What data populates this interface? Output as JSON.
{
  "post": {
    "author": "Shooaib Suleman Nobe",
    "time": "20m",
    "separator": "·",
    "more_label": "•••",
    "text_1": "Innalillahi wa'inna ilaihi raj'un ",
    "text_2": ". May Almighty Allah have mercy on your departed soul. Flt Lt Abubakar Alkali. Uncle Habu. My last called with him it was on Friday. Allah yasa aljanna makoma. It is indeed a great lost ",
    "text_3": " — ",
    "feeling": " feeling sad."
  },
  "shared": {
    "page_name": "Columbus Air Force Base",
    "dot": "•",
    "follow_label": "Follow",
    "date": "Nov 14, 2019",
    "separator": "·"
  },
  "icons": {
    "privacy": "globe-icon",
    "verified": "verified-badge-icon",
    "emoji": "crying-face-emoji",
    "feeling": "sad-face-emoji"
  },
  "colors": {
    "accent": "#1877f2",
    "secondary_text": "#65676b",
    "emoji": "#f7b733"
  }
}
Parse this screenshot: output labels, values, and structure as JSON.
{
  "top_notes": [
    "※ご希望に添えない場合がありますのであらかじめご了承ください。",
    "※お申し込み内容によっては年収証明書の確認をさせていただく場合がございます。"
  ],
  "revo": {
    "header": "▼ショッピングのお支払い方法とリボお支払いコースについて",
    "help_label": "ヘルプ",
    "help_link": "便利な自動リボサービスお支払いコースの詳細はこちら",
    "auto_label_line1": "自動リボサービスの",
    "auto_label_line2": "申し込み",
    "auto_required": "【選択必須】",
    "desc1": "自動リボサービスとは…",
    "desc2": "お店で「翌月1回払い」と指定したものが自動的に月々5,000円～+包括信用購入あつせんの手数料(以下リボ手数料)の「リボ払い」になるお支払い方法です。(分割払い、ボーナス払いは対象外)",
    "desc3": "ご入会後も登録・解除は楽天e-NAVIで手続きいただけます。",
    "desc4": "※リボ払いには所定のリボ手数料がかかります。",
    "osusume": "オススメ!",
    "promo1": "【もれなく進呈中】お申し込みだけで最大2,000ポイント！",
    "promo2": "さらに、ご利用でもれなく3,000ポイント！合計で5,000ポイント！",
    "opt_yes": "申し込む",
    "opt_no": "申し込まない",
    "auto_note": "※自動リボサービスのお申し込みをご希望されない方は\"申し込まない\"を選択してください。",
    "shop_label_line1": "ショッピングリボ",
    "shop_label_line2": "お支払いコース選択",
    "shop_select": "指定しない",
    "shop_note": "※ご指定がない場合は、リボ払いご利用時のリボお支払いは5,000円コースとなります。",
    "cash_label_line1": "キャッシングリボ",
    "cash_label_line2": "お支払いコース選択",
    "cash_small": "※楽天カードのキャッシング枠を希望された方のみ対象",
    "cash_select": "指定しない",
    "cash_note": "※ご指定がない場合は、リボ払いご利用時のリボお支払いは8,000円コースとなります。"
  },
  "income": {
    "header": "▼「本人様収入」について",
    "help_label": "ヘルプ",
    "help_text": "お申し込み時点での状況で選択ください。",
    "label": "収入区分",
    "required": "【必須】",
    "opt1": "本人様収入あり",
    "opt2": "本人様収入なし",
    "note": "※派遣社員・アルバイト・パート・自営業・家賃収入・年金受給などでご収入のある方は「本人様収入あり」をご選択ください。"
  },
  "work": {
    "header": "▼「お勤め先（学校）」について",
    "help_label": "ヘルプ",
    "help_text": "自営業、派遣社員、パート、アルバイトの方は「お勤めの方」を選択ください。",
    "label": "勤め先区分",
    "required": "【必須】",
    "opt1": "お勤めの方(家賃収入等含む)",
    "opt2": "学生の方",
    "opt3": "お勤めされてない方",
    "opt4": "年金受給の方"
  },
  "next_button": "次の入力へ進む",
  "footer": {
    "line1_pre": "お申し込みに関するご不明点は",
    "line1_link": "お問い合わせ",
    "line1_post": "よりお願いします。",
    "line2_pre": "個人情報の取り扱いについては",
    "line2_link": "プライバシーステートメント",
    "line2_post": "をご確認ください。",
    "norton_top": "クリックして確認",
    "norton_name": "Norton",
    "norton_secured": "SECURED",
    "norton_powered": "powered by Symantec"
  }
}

○ ○ ○ ○

The records above should be restated word for word, please.

What data populates this interface? Output as JSON.
{
  "post": {
    "author": "Shooaib Suleman Nobe",
    "time": "20m",
    "separator": "·",
    "more_label": "•••",
    "text_1": "Innalillahi wa'inna ilaihi raj'un ",
    "text_2": ". May Almighty Allah have mercy on your departed soul. Flt Lt Abubakar Alkali. Uncle Habu. My last called with him it was on Friday. Allah yasa aljanna makoma. It is indeed a great lost ",
    "text_3": " — ",
    "feeling": " feeling sad."
  },
  "shared": {
    "page_name": "Columbus Air Force Base",
    "dot": "•",
    "follow_label": "Follow",
    "date": "Nov 14, 2019",
    "separator": "·"
  },
  "icons": {
    "privacy": "globe-icon",
    "verified": "verified-badge-icon",
    "emoji": "crying-face-emoji",
    "feeling": "sad-face-emoji"
  },
  "colors": {
    "accent": "#1877f2",
    "secondary_text": "#65676b",
    "emoji": "#f7b733"
  }
}
Parse this screenshot: output labels, values, and structure as JSON.
{
  "top_notes": [
    "※ご希望に添えない場合がありますのであらかじめご了承ください。",
    "※お申し込み内容によっては年収証明書の確認をさせていただく場合がございます。"
  ],
  "revo": {
    "header": "▼ショッピングのお支払い方法とリボお支払いコースについて",
    "help_label": "ヘルプ",
    "help_link": "便利な自動リボサービスお支払いコースの詳細はこちら",
    "auto_label_line1": "自動リボサービスの",
    "auto_label_line2": "申し込み",
    "auto_required": "【選択必須】",
    "desc1": "自動リボサービスとは…",
    "desc2": "お店で「翌月1回払い」と指定したものが自動的に月々5,000円～+包括信用購入あつせんの手数料(以下リボ手数料)の「リボ払い」になるお支払い方法です。(分割払い、ボーナス払いは対象外)",
    "desc3": "ご入会後も登録・解除は楽天e-NAVIで手続きいただけます。",
    "desc4": "※リボ払いには所定のリボ手数料がかかります。",
    "osusume": "オススメ!",
    "promo1": "【もれなく進呈中】お申し込みだけで最大2,000ポイント！",
    "promo2": "さらに、ご利用でもれなく3,000ポイント！合計で5,000ポイント！",
    "opt_yes": "申し込む",
    "opt_no": "申し込まない",
    "auto_note": "※自動リボサービスのお申し込みをご希望されない方は\"申し込まない\"を選択してください。",
    "shop_label_line1": "ショッピングリボ",
    "shop_label_line2": "お支払いコース選択",
    "shop_select": "指定しない",
    "shop_note": "※ご指定がない場合は、リボ払いご利用時のリボお支払いは5,000円コースとなります。",
    "cash_label_line1": "キャッシングリボ",
    "cash_label_line2": "お支払いコース選択",
    "cash_small": "※楽天カードのキャッシング枠を希望された方のみ対象",
    "cash_select": "指定しない",
    "cash_note": "※ご指定がない場合は、リボ払いご利用時のリボお支払いは8,000円コースとなります。"
  },
  "income": {
    "header": "▼「本人様収入」について",
    "help_label": "ヘルプ",
    "help_text": "お申し込み時点での状況で選択ください。",
    "label": "収入区分",
    "required": "【必須】",
    "opt1": "本人様収入あり",
    "opt2": "本人様収入なし",
    "note": "※派遣社員・アルバイト・パート・自営業・家賃収入・年金受給などでご収入のある方は「本人様収入あり」をご選択ください。"
  },
  "work": {
    "header": "▼「お勤め先（学校）」について",
    "help_label": "ヘルプ",
    "help_text": "自営業、派遣社員、パート、アルバイトの方は「お勤めの方」を選択ください。",
    "label": "勤め先区分",
    "required": "【必須】",
    "opt1": "お勤めの方(家賃収入等含む)",
    "opt2": "学生の方",
    "opt3": "お勤めされてない方",
    "opt4": "年金受給の方"
  },
  "next_button": "次の入力へ進む",
  "footer": {
    "line1_pre": "お申し込みに関するご不明点は",
    "line1_link": "お問い合わせ",
    "line1_post": "よりお願いします。",
    "line2_pre": "個人情報の取り扱いについては",
    "line2_link": "プライバシーステートメント",
    "line2_post": "をご確認ください。",
    "norton_top": "クリックして確認",
    "norton_name": "Norton",
    "norton_secured": "SECURED",
    "norton_powered": "powered by Symantec"
  }
}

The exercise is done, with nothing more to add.